» **EXERCISE PROMPT**
Every line in the listing is to be echoed verbatim.

Figure collection entries:
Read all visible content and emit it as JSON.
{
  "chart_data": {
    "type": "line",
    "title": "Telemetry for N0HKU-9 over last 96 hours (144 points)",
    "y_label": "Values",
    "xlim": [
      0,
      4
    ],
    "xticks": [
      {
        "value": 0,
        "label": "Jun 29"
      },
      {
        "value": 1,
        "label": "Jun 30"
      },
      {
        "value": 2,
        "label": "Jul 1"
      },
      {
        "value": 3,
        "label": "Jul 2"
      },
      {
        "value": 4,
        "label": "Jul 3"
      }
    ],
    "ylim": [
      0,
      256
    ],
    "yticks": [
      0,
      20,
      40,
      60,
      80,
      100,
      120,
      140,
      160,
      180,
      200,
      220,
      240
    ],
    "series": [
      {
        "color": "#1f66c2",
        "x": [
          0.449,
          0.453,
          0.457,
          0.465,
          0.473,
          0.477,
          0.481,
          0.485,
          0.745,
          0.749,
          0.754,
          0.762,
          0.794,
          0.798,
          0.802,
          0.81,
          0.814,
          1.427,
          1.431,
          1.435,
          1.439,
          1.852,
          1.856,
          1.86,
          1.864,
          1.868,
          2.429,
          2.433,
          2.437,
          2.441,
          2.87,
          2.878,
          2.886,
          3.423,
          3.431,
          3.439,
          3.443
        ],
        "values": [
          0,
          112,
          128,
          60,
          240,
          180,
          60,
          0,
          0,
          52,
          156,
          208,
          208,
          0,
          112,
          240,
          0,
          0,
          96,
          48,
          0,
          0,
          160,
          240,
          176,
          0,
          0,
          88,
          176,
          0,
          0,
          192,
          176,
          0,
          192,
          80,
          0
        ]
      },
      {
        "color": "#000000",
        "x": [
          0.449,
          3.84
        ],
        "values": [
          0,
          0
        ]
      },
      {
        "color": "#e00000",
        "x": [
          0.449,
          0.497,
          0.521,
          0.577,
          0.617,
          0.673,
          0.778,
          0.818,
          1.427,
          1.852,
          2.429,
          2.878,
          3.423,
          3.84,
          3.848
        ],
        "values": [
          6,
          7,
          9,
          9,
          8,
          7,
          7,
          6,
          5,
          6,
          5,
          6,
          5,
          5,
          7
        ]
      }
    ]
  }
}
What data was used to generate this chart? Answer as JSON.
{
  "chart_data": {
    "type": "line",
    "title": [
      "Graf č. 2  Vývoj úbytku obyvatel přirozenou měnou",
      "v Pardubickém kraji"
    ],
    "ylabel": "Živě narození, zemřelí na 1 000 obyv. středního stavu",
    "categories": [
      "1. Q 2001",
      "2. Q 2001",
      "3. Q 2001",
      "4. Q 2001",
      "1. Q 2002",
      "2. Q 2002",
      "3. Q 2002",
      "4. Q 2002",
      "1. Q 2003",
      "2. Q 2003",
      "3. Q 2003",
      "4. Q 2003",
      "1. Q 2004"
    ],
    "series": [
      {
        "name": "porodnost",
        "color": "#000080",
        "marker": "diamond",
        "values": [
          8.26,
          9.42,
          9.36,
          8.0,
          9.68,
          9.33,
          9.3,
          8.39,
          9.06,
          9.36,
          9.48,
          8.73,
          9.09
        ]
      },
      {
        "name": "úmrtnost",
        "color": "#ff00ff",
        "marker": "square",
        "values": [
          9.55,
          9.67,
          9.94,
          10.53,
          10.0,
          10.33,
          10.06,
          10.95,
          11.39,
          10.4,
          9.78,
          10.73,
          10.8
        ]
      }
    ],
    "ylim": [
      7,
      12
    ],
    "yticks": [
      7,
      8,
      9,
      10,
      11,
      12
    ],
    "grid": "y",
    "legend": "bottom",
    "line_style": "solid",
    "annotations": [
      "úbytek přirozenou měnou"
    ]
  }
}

» **TASK OUTPUT**
Read all visible content and emit it as JSON.
{
  "chart_data": {
    "type": "line",
    "title": "Telemetry for N0HKU-9 over last 96 hours (144 points)",
    "y_label": "Values",
    "xlim": [
      0,
      4
    ],
    "xticks": [
      {
        "value": 0,
        "label": "Jun 29"
      },
      {
        "value": 1,
        "label": "Jun 30"
      },
      {
        "value": 2,
        "label": "Jul 1"
      },
      {
        "value": 3,
        "label": "Jul 2"
      },
      {
        "value": 4,
        "label": "Jul 3"
      }
    ],
    "ylim": [
      0,
      256
    ],
    "yticks": [
      0,
      20,
      40,
      60,
      80,
      100,
      120,
      140,
      160,
      180,
      200,
      220,
      240
    ],
    "series": [
      {
        "color": "#1f66c2",
        "x": [
          0.449,
          0.453,
          0.457,
          0.465,
          0.473,
          0.477,
          0.481,
          0.485,
          0.745,
          0.749,
          0.754,
          0.762,
          0.794,
          0.798,
          0.802,
          0.81,
          0.814,
          1.427,
          1.431,
          1.435,
          1.439,
          1.852,
          1.856,
          1.86,
          1.864,
          1.868,
          2.429,
          2.433,
          2.437,
          2.441,
          2.87,
          2.878,
          2.886,
          3.423,
          3.431,
          3.439,
          3.443
        ],
        "values": [
          0,
          112,
          128,
          60,
          240,
          180,
          60,
          0,
          0,
          52,
          156,
          208,
          208,
          0,
          112,
          240,
          0,
          0,
          96,
          48,
          0,
          0,
          160,
          240,
          176,
          0,
          0,
          88,
          176,
          0,
          0,
          192,
          176,
          0,
          192,
          80,
          0
        ]
      },
      {
        "color": "#000000",
        "x": [
          0.449,
          3.84
        ],
        "values": [
          0,
          0
        ]
      },
      {
        "color": "#e00000",
        "x": [
          0.449,
          0.497,
          0.521,
          0.577,
          0.617,
          0.673,
          0.778,
          0.818,
          1.427,
          1.852,
          2.429,
          2.878,
          3.423,
          3.84,
          3.848
        ],
        "values": [
          6,
          7,
          9,
          9,
          8,
          7,
          7,
          6,
          5,
          6,
          5,
          6,
          5,
          5,
          7
        ]
      }
    ]
  }
}
What data was used to generate this chart? Answer as JSON.
{
  "chart_data": {
    "type": "line",
    "title": [
      "Graf č. 2  Vývoj úbytku obyvatel přirozenou měnou",
      "v Pardubickém kraji"
    ],
    "ylabel": "Živě narození, zemřelí na 1 000 obyv. středního stavu",
    "categories": [
      "1. Q 2001",
      "2. Q 2001",
      "3. Q 2001",
      "4. Q 2001",
      "1. Q 2002",
      "2. Q 2002",
      "3. Q 2002",
      "4. Q 2002",
      "1. Q 2003",
      "2. Q 2003",
      "3. Q 2003",
      "4. Q 2003",
      "1. Q 2004"
    ],
    "series": [
      {
        "name": "porodnost",
        "color": "#000080",
        "marker": "diamond",
        "values": [
          8.26,
          9.42,
          9.36,
          8.0,
          9.68,
          9.33,
          9.3,
          8.39,
          9.06,
          9.36,
          9.48,
          8.73,
          9.09
        ]
      },
      {
        "name": "úmrtnost",
        "color": "#ff00ff",
        "marker": "square",
        "values": [
          9.55,
          9.67,
          9.94,
          10.53,
          10.0,
          10.33,
          10.06,
          10.95,
          11.39,
          10.4,
          9.78,
          10.73,
          10.8
        ]
      }
    ],
    "ylim": [
      7,
      12
    ],
    "yticks": [
      7,
      8,
      9,
      10,
      11,
      12
    ],
    "grid": "y",
    "legend": "bottom",
    "line_style": "solid",
    "annotations": [
      "úbytek přirozenou měnou"
    ]
  }
}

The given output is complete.